:: Task brief ::
Convert every line of the items below into a Markdown table with the columns "Row" and "Entry", numbering the rows and skipping blank lines. Omit the pictures.

:: Extracted records ::
☆ ☆ ☆ ☆
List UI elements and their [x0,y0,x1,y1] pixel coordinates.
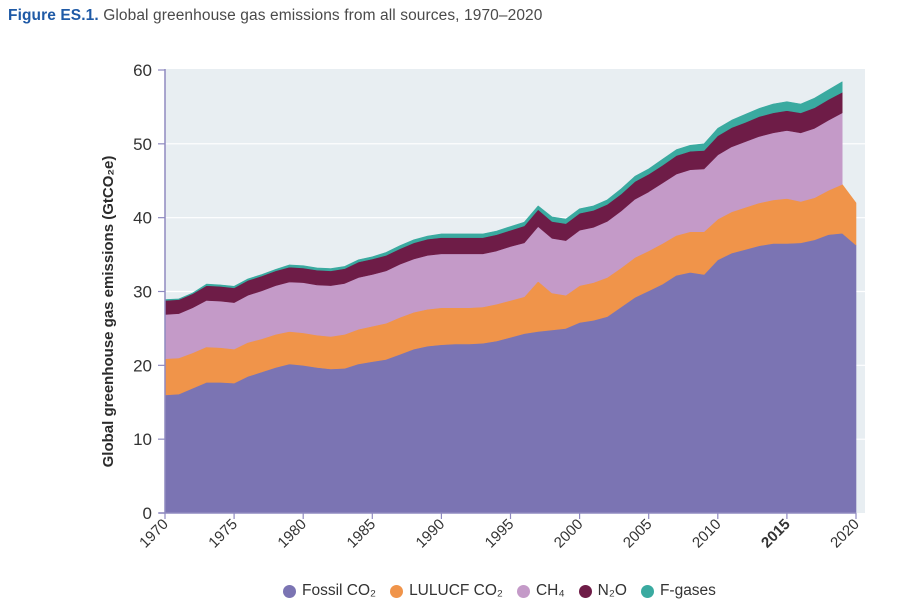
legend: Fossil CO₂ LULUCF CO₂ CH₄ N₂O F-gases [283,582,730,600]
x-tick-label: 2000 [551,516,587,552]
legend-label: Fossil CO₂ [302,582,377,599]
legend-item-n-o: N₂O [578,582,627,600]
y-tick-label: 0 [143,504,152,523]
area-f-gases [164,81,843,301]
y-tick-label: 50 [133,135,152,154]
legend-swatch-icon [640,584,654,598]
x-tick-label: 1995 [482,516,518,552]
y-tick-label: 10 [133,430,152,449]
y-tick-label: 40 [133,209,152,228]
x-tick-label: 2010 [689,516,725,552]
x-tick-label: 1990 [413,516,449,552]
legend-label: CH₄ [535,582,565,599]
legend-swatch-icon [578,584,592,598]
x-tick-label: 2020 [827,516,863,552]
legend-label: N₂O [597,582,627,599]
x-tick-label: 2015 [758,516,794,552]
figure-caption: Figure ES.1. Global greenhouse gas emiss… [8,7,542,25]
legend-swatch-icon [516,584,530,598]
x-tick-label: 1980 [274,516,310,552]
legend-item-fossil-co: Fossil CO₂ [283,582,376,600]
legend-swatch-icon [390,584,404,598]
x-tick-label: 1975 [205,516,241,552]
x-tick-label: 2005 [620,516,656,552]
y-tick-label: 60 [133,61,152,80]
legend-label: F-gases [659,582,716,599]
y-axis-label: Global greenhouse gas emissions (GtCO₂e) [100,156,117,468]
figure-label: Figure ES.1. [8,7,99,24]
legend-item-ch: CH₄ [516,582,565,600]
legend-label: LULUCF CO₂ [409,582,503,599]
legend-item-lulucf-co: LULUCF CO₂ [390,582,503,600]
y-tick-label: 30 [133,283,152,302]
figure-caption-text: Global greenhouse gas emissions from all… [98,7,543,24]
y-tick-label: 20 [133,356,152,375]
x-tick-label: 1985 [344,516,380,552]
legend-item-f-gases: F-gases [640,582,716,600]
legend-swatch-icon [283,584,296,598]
☆ ☆ ☆ ☆
:: Result of this task ::
| Row | Entry |
|---|---|
| 1 | List UI elements and their [x0,y0,x1,y1] pixel coordinates. |
| 2 | legend: Fossil CO₂ LULUCF CO₂ CH₄ N₂O F-gases [283,582,730,600] |
| 3 | x-tick-label: 2000 [551,516,587,552] |
| 4 | legend-label: Fossil CO₂ [302,582,377,599] |
| 5 | legend-item-n-o: N₂O [578,582,627,600] |
| 6 | y-tick-label: 0 [143,504,152,523] |
| 7 | area-f-gases [164,81,843,301] |
| 8 | y-tick-label: 50 [133,135,152,154] |
| 9 | legend-swatch-icon [640,584,654,598] |
| 10 | x-tick-label: 1995 [482,516,518,552] |
| 11 | y-tick-label: 10 [133,430,152,449] |
| 12 | y-tick-label: 40 [133,209,152,228] |
| 13 | x-tick-label: 2010 [689,516,725,552] |
| 14 | x-tick-label: 1990 [413,516,449,552] |
| 15 | legend-label: CH₄ [535,582,565,599] |
| 16 | legend-swatch-icon [578,584,592,598] |
| 17 | x-tick-label: 2020 [827,516,863,552] |
| 18 | legend-label: N₂O [597,582,627,599] |
| 19 | x-tick-label: 2015 [758,516,794,552] |
| 20 | figure-caption: Figure ES.1. Global greenhouse gas emiss… [8,7,542,25] |
| 21 | legend-swatch-icon [516,584,530,598] |
| 22 | x-tick-label: 1980 [274,516,310,552] |
| 23 | legend-item-fossil-co: Fossil CO₂ [283,582,376,600] |
| 24 | legend-swatch-icon [390,584,404,598] |
| 25 | x-tick-label: 1975 [205,516,241,552] |
| 26 | x-tick-label: 2005 [620,516,656,552] |
| 27 | y-tick-label: 60 [133,61,152,80] |
| 28 | legend-label: F-gases [659,582,716,599] |
| 29 | y-axis-label: Global greenhouse gas emissions (GtCO₂e) [100,156,117,468] |
| 30 | figure-label: Figure ES.1. [8,7,99,24] |
| 31 | legend-item-ch: CH₄ [516,582,565,600] |
| 32 | legend-label: LULUCF CO₂ [409,582,503,599] |
| 33 | legend-item-lulucf-co: LULUCF CO₂ [390,582,503,600] |
| 34 | y-tick-label: 30 [133,283,152,302] |
| 35 | figure-caption-text: Global greenhouse gas emissions from all… [98,7,543,24] |
| 36 | y-tick-label: 20 [133,356,152,375] |
| 37 | x-tick-label: 1985 [344,516,380,552] |
| 38 | legend-item-f-gases: F-gases [640,582,716,600] |
| 39 | legend-swatch-icon [283,584,296,598] |